╭─ Source data

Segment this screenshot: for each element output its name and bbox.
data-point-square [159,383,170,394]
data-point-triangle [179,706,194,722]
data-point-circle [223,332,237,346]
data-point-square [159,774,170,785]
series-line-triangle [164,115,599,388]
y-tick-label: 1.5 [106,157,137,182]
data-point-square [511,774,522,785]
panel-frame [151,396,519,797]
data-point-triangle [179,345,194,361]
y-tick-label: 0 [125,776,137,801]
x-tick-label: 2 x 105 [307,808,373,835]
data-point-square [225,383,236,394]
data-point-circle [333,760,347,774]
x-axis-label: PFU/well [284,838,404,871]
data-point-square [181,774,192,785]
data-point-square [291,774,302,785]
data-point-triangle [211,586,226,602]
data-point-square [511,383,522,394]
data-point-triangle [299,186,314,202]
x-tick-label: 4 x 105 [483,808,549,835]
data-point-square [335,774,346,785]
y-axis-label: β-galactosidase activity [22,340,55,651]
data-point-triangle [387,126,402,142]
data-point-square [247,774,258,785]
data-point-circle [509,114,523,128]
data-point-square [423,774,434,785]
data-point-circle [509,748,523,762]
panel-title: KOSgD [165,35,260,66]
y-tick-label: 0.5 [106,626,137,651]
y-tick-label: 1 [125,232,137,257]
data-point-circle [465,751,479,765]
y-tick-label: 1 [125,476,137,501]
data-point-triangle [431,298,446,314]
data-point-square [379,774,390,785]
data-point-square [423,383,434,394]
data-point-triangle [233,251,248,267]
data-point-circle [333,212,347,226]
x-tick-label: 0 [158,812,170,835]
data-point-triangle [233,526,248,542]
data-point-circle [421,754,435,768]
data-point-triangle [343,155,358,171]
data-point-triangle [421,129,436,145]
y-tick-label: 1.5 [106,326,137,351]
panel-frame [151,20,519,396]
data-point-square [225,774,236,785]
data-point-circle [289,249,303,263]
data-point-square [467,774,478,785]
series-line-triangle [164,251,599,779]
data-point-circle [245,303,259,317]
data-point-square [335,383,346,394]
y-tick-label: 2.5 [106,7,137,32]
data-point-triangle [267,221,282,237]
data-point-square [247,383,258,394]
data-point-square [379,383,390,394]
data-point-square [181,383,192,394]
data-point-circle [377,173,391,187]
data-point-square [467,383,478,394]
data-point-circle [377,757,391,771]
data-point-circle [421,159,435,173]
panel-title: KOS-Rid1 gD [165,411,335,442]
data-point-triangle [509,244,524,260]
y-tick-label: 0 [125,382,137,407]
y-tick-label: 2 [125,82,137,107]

╰─

## The task
Print the item above line for line, with every character unchanged.

## Correct output
Segment this screenshot: for each element output its name and bbox.
data-point-square [159,383,170,394]
data-point-triangle [179,706,194,722]
data-point-circle [223,332,237,346]
data-point-square [159,774,170,785]
series-line-triangle [164,115,599,388]
y-tick-label: 1.5 [106,157,137,182]
data-point-square [511,774,522,785]
panel-frame [151,396,519,797]
data-point-triangle [179,345,194,361]
y-tick-label: 0 [125,776,137,801]
x-tick-label: 2 x 105 [307,808,373,835]
data-point-square [225,383,236,394]
data-point-circle [333,760,347,774]
x-axis-label: PFU/well [284,838,404,871]
data-point-square [181,774,192,785]
data-point-square [291,774,302,785]
data-point-triangle [211,586,226,602]
data-point-square [511,383,522,394]
data-point-triangle [299,186,314,202]
x-tick-label: 4 x 105 [483,808,549,835]
data-point-square [335,774,346,785]
y-axis-label: β-galactosidase activity [22,340,55,651]
data-point-triangle [387,126,402,142]
data-point-square [247,774,258,785]
data-point-circle [509,114,523,128]
data-point-square [423,774,434,785]
data-point-circle [509,748,523,762]
panel-title: KOSgD [165,35,260,66]
y-tick-label: 0.5 [106,626,137,651]
y-tick-label: 1 [125,232,137,257]
data-point-circle [465,751,479,765]
y-tick-label: 1 [125,476,137,501]
data-point-triangle [431,298,446,314]
data-point-square [379,774,390,785]
data-point-square [423,383,434,394]
data-point-triangle [233,251,248,267]
data-point-circle [333,212,347,226]
x-tick-label: 0 [158,812,170,835]
data-point-triangle [233,526,248,542]
data-point-circle [421,754,435,768]
data-point-triangle [343,155,358,171]
data-point-triangle [421,129,436,145]
y-tick-label: 1.5 [106,326,137,351]
panel-frame [151,20,519,396]
data-point-square [225,774,236,785]
data-point-circle [289,249,303,263]
data-point-square [467,774,478,785]
series-line-triangle [164,251,599,779]
data-point-circle [245,303,259,317]
data-point-square [335,383,346,394]
y-tick-label: 2.5 [106,7,137,32]
data-point-triangle [267,221,282,237]
data-point-square [247,383,258,394]
data-point-square [379,383,390,394]
data-point-square [181,383,192,394]
data-point-circle [377,173,391,187]
data-point-square [467,383,478,394]
data-point-circle [377,757,391,771]
data-point-circle [421,159,435,173]
panel-title: KOS-Rid1 gD [165,411,335,442]
data-point-triangle [509,244,524,260]
y-tick-label: 0 [125,382,137,407]
y-tick-label: 2 [125,82,137,107]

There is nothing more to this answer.